## [What needs to be done]
Report how many lines include the word "elephant", and nothing besides that number.

==== Supplied material

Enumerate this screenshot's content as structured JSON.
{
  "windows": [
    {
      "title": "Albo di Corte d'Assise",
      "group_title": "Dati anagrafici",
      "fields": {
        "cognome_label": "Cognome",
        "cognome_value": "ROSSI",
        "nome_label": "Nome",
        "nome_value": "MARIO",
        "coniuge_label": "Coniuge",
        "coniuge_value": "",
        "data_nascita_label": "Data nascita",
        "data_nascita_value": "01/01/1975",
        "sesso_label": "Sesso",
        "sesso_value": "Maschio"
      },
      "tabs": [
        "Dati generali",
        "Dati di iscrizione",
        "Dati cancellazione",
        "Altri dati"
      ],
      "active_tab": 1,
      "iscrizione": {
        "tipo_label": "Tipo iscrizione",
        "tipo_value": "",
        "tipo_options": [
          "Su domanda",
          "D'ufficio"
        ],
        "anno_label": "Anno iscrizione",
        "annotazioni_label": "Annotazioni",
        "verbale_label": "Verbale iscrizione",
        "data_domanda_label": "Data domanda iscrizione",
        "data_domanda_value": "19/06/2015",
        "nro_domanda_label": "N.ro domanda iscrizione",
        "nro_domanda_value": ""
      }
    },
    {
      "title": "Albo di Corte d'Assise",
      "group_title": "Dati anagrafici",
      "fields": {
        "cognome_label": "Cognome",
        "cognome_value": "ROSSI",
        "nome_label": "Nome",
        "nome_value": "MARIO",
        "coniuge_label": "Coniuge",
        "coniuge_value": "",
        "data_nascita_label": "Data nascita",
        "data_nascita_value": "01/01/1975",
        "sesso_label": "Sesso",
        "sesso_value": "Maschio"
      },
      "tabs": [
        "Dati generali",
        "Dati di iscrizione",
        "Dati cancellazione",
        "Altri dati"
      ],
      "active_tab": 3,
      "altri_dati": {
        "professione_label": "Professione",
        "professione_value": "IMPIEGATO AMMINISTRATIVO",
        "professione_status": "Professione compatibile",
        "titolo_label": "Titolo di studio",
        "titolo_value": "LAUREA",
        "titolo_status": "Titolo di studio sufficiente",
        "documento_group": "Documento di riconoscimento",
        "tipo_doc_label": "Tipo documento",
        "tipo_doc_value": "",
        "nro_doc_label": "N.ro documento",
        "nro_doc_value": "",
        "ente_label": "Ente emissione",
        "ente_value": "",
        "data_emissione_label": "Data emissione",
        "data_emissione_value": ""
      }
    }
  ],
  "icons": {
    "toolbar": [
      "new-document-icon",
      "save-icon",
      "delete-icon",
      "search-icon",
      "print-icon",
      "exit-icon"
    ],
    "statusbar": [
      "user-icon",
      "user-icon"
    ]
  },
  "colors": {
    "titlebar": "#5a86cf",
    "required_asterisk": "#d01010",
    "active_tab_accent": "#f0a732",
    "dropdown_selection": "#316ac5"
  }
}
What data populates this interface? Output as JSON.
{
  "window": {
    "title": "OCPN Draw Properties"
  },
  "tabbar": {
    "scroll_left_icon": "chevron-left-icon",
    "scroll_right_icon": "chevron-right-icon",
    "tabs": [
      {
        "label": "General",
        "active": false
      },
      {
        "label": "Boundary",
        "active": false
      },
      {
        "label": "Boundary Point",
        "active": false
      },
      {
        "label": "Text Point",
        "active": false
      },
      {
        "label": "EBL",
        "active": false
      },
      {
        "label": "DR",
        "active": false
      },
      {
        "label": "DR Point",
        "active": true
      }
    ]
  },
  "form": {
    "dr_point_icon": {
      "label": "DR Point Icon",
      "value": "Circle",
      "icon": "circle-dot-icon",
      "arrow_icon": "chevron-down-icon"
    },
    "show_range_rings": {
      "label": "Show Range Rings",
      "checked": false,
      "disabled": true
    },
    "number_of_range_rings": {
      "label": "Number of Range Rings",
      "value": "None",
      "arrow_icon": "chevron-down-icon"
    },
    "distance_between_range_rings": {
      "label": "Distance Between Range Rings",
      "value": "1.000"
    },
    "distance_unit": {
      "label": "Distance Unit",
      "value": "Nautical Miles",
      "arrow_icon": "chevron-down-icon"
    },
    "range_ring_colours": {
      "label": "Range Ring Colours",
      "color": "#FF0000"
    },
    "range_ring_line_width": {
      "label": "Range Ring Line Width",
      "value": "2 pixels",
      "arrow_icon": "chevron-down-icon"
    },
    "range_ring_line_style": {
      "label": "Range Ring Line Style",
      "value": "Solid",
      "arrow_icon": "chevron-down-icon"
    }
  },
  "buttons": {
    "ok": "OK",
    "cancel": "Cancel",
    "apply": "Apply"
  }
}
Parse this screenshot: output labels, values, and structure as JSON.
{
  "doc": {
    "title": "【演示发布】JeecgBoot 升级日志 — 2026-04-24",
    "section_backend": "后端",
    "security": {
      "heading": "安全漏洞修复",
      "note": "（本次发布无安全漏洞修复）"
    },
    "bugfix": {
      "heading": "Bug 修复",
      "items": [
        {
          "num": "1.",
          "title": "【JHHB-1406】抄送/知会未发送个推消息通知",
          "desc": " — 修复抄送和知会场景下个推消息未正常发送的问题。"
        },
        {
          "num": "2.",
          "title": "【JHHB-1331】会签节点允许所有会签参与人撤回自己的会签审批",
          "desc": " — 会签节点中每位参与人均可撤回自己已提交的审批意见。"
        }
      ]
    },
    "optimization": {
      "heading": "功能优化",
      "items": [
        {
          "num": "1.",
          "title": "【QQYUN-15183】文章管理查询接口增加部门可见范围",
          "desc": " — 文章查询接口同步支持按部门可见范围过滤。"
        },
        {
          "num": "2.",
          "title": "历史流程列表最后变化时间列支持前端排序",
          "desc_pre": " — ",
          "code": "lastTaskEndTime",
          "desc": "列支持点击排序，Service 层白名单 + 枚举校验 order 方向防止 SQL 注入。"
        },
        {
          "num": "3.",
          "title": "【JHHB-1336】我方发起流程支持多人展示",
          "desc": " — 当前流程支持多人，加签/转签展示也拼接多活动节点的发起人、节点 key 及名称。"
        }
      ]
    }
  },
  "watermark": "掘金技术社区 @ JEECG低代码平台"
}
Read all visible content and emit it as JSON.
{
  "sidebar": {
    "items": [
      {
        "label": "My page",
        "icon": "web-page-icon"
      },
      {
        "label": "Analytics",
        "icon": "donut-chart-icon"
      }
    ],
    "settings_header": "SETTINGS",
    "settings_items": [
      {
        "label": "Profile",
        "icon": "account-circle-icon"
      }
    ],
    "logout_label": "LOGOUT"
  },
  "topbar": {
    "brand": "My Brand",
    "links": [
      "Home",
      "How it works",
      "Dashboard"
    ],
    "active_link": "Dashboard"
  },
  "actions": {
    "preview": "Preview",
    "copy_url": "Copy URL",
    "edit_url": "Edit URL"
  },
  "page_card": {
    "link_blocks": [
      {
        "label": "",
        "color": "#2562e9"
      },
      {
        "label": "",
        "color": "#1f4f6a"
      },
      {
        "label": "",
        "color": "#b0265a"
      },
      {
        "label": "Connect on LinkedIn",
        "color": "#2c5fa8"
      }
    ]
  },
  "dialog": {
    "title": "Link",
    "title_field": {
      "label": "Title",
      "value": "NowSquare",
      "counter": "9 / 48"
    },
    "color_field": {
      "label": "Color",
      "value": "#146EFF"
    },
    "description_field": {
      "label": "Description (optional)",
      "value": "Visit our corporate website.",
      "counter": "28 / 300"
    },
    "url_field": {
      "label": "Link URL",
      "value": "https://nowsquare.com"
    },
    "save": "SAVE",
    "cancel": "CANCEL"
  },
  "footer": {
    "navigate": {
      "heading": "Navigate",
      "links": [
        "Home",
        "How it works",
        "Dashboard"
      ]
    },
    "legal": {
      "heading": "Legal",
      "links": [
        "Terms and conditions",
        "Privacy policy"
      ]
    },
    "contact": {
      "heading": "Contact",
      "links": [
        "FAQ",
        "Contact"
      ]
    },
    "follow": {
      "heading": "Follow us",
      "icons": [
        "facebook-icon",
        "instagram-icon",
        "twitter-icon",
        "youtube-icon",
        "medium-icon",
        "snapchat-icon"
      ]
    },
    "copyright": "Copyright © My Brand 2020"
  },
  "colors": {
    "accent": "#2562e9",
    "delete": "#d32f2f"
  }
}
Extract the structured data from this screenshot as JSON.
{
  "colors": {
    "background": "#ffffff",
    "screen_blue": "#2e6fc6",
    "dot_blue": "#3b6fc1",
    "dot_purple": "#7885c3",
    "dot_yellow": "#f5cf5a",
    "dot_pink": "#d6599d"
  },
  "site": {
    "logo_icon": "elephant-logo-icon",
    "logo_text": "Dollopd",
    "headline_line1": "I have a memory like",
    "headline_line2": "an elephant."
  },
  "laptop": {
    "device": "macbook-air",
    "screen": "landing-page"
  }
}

========

## [Task output]
2